**Work instructions**
Quote the entries word for word. Omit the pictures.

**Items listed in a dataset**
--------------------------------
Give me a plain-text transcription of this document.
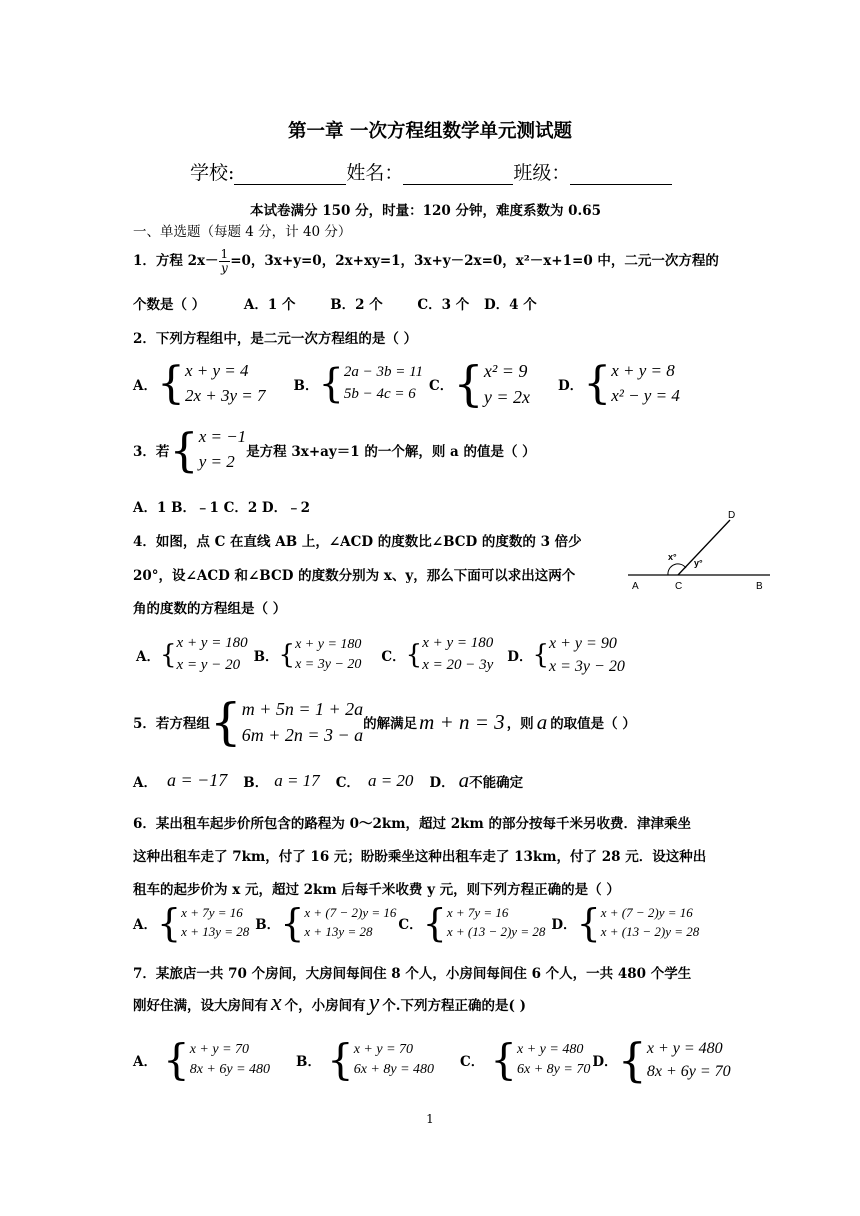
第一章 一次方程组数学单元测试题
学校:	姓名：	班级：
本试卷满分 150 分，时量：120 分钟，难度系数为 0.65
一、单选题（每题 4 分，计 40 分）
1．方程 $2x- \frac{1}{y} =0$，3x+y=0，2x+xy=1，3x+y－2x=0，x²－x+1=0 中，二元一次方程的
个数是（ ）	A．1 个	B．2 个	C．3 个 D．4 个
2．下列方程组中，是二元一次方程组的是（ ）
A． { x + y = 4
2x + 3y = 7 B． { 2a − 3b = 11
5b − 4c = 6 C． { x² = 9
y = 2x
D． { x + y = 8
x² − y = 4
3．若 { x = −1
y = 2 是方程 3x+ay＝1 的一个解，则 a 的值是（ ）
A．1 B．﹣1 C．2 D．﹣2
4．如图，点 C 在直线 AB 上，∠ACD 的度数比∠BCD 的度数的 3 倍少
20°，设∠ACD 和∠BCD 的度数分别为 x、y，那么下面可以求出这两个
角的度数的方程组是（ ）
A	C	B
D
x°
y°
A． { x + y = 180
x = y − 20	B． { x + y = 180
x = 3y − 20 C． { x + y = 180
x = 20 − 3y D． { x + y = 90
x = 3y − 20
5．若方程组 { m + 5n = 1 + 2a
6m + 2n = 3 − a
的解满足 m + n = 3 ，则 a 的取值是（ ）
A． a = −17 B． a = 17 C． a = 20 D． a 不能确定
6．某出租车起步价所包含的路程为 0～2km，超过 2km 的部分按每千米另收费．津津乘坐
这种出租车走了 7km，付了 16 元；盼盼乘坐这种出租车走了 13km，付了 28 元．设这种出
租车的起步价为 x 元，超过 2km 后每千米收费 y 元，则下列方程正确的是（ ）
A． { x + 7y = 16
x + 13y = 28 B． { x + (7 − 2)y = 16
x + 13y = 28	C． { x + 7y = 16
x + (13 − 2)y = 28 D． { x + (7 − 2)y = 16
x + (13 − 2)y = 28
7．某旅店一共 70 个房间，大房间每间住 8 个人，小房间每间住 6 个人，一共 480 个学生
刚好住满，设大房间有 x 个，小房间有 y 个.下列方程正确的是( )
A． { x + y = 70
8x + 6y = 480 B． { x + y = 70
6x + 8y = 480 C． { x + y = 480
6x + 8y = 70 D． { x + y = 480
8x + 6y = 70
1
--------------------------------
**The answer**
Give me a plain-text transcription of this document.
第一章 一次方程组数学单元测试题
学校:	姓名：	班级：
本试卷满分 150 分，时量：120 分钟，难度系数为 0.65
一、单选题（每题 4 分，计 40 分）
1．方程 $2x- \frac{1}{y} =0$，3x+y=0，2x+xy=1，3x+y－2x=0，x²－x+1=0 中，二元一次方程的
个数是（ ）	A．1 个	B．2 个	C．3 个 D．4 个
2．下列方程组中，是二元一次方程组的是（ ）
A． { x + y = 4
2x + 3y = 7 B． { 2a − 3b = 11
5b − 4c = 6 C． { x² = 9
y = 2x
D． { x + y = 8
x² − y = 4
3．若 { x = −1
y = 2 是方程 3x+ay＝1 的一个解，则 a 的值是（ ）
A．1 B．﹣1 C．2 D．﹣2
4．如图，点 C 在直线 AB 上，∠ACD 的度数比∠BCD 的度数的 3 倍少
20°，设∠ACD 和∠BCD 的度数分别为 x、y，那么下面可以求出这两个
角的度数的方程组是（ ）
A	C	B
D
x°
y°
A． { x + y = 180
x = y − 20	B． { x + y = 180
x = 3y − 20 C． { x + y = 180
x = 20 − 3y D． { x + y = 90
x = 3y − 20
5．若方程组 { m + 5n = 1 + 2a
6m + 2n = 3 − a
的解满足 m + n = 3 ，则 a 的取值是（ ）
A． a = −17 B． a = 17 C． a = 20 D． a 不能确定
6．某出租车起步价所包含的路程为 0～2km，超过 2km 的部分按每千米另收费．津津乘坐
这种出租车走了 7km，付了 16 元；盼盼乘坐这种出租车走了 13km，付了 28 元．设这种出
租车的起步价为 x 元，超过 2km 后每千米收费 y 元，则下列方程正确的是（ ）
A． { x + 7y = 16
x + 13y = 28 B． { x + (7 − 2)y = 16
x + 13y = 28	C． { x + 7y = 16
x + (13 − 2)y = 28 D． { x + (7 − 2)y = 16
x + (13 − 2)y = 28
7．某旅店一共 70 个房间，大房间每间住 8 个人，小房间每间住 6 个人，一共 480 个学生
刚好住满，设大房间有 x 个，小房间有 y 个.下列方程正确的是( )
A． { x + y = 70
8x + 6y = 480 B． { x + y = 70
6x + 8y = 480 C． { x + y = 480
6x + 8y = 70 D． { x + y = 480
8x + 6y = 70
1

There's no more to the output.